• _TEXT EXCERPT_:
▽
0

I have struck in the string preg match in php. From the below string i need to match 'index.php?c_id=' and need to get the value of that string. (Ex:index.php?c_id=161377)

$str = '<h3>Resources</h3>
<p><a href="index.php?ci_id=161377">Announcing Upgraded Firmware for N3680 Decoded 2D Imager</a></p>
<p><a href="https://www.honeywellaidc.com/products/oem-scan-engines/2d-imagers/n3680-series">N3680 Product webpage</a></p>
<p><a href="index.php?ci_id=161376">N3680 Product datasheet</a></p>';
preg_match_all('#index.php?([^\s]+)"#', $str, $matches,PREG_OFFSET_CAPTURE);
print_r($matches[1]);

I need the output: 161377 161376

Thanks & regards Kaif

Kaif Khan
  • 219
  • 6
  • 15
  • Parsing HTML with Regular Expressions..? Well, it's got to be done I suppose: http://stackoverflow.com/questions/1732348/regex-match-open-tags-except-xhtml-self-contained-tags/1732454#1732454 – CD001 May 03 '17 at 13:10
  • Or after calling the `preg_match_all(...)` -> `foreach($matches[1] as $currentMatch){ $mFinalArray[] = explode('=',$currentMatch[0])[1]; }` . If you `print_r($mFinalArray)` you have the numbers you want. – Antonios Tsimourtos May 03 '17 at 13:10
  • 1
    If you're *just* trying to get the id numbers though... `/index\.php\?ci_id=([0-9]+)/` – CD001 May 03 '17 at 13:15
  • try `/(?<=ci_id=)(.*)(?=")/` – Chetan Ameta May 03 '17 at 13:44

3 Answers3

0

In primis using regexes to parse HTML is generally a bad idea. It works here just because you are not trying anything more complex than finding a word, but avoid this tactic in the future, or you will end up trying to do something which cannot be done.
△
• _STATED PROBLEM A_:
Reproduce word for word the passage of the PHP regex thread starting at "I have struck" and ending at "that string. (Ex:index.php?c_id=161377)".

• _Layout element records_:
▽
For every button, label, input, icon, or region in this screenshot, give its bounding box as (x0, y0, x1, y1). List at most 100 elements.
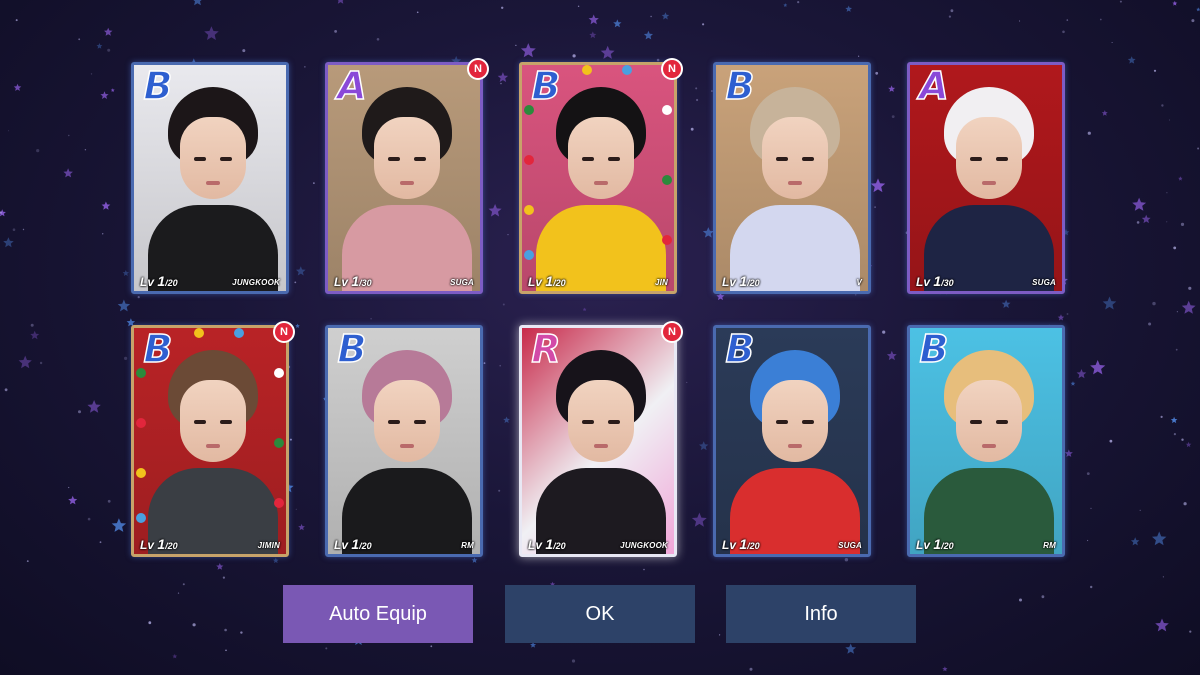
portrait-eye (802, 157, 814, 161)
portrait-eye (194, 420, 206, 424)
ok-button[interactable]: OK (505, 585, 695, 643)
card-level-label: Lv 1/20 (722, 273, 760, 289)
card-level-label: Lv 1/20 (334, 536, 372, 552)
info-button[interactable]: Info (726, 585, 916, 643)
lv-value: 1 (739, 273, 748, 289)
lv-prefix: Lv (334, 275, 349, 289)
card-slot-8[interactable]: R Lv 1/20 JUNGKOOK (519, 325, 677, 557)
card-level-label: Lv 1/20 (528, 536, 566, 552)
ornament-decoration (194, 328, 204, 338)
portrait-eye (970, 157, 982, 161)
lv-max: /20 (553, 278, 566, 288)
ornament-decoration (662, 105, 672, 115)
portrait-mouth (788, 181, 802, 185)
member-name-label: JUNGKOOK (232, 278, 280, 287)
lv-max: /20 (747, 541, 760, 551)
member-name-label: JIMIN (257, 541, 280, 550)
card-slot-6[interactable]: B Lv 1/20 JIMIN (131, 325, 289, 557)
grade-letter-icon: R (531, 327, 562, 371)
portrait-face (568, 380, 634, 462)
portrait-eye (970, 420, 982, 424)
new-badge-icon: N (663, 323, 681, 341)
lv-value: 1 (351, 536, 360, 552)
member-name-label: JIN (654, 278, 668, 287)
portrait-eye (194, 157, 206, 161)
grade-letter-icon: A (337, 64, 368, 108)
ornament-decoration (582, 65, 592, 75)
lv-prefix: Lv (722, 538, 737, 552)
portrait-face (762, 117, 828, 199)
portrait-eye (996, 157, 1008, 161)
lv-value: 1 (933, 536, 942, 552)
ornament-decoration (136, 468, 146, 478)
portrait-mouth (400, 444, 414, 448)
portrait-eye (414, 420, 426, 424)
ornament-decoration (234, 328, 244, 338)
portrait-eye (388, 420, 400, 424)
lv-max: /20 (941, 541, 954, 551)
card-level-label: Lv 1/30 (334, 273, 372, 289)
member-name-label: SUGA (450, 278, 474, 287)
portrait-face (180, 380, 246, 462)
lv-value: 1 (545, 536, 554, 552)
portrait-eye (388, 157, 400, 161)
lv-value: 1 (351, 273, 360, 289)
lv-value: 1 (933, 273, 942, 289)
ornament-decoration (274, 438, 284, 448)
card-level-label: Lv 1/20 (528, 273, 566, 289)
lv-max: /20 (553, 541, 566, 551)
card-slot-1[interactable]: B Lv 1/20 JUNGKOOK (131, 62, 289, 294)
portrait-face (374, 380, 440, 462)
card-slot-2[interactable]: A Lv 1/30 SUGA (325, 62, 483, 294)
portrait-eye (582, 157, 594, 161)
△
• _STATED PROBLEM B_:
From the records, quote the lines starting at the line that contains "portrait-eye (802, 157, 814, 161)" and ending at the line that contains "lv-max: /20 (553, 541, 566, 551)", with both of those lines included.

• _CORRECT RESPONSE A_:
I have struck in the string preg match in php. From the below string i need to match 'index.php?c_id=' and need to get the value of that string. (Ex:index.php?c_id=161377)

• _CORRECT RESPONSE B_:
portrait-eye (802, 157, 814, 161)
portrait-eye (194, 420, 206, 424)
ok-button[interactable]: OK (505, 585, 695, 643)
card-level-label: Lv 1/20 (722, 273, 760, 289)
card-level-label: Lv 1/20 (334, 536, 372, 552)
info-button[interactable]: Info (726, 585, 916, 643)
lv-value: 1 (739, 273, 748, 289)
lv-prefix: Lv (334, 275, 349, 289)
card-slot-8[interactable]: R Lv 1/20 JUNGKOOK (519, 325, 677, 557)
card-level-label: Lv 1/20 (528, 536, 566, 552)
ornament-decoration (194, 328, 204, 338)
portrait-eye (970, 157, 982, 161)
lv-max: /20 (553, 278, 566, 288)
ornament-decoration (662, 105, 672, 115)
portrait-mouth (788, 181, 802, 185)
member-name-label: JUNGKOOK (232, 278, 280, 287)
lv-max: /20 (747, 541, 760, 551)
member-name-label: JIMIN (257, 541, 280, 550)
card-slot-6[interactable]: B Lv 1/20 JIMIN (131, 325, 289, 557)
grade-letter-icon: R (531, 327, 562, 371)
portrait-face (568, 380, 634, 462)
portrait-eye (970, 420, 982, 424)
new-badge-icon: N (663, 323, 681, 341)
lv-value: 1 (351, 536, 360, 552)
member-name-label: JIN (654, 278, 668, 287)
portrait-eye (194, 157, 206, 161)
grade-letter-icon: A (337, 64, 368, 108)
ornament-decoration (582, 65, 592, 75)
lv-prefix: Lv (722, 538, 737, 552)
portrait-face (762, 117, 828, 199)
portrait-eye (996, 157, 1008, 161)
lv-value: 1 (933, 536, 942, 552)
ornament-decoration (136, 468, 146, 478)
portrait-mouth (400, 444, 414, 448)
portrait-eye (414, 420, 426, 424)
ornament-decoration (234, 328, 244, 338)
portrait-eye (388, 420, 400, 424)
lv-max: /20 (941, 541, 954, 551)
card-level-label: Lv 1/30 (334, 273, 372, 289)
member-name-label: SUGA (450, 278, 474, 287)
portrait-face (180, 380, 246, 462)
lv-value: 1 (545, 536, 554, 552)
portrait-eye (388, 157, 400, 161)
lv-value: 1 (351, 273, 360, 289)
lv-value: 1 (933, 273, 942, 289)
ornament-decoration (274, 438, 284, 448)
card-level-label: Lv 1/20 (528, 273, 566, 289)
lv-max: /20 (553, 541, 566, 551)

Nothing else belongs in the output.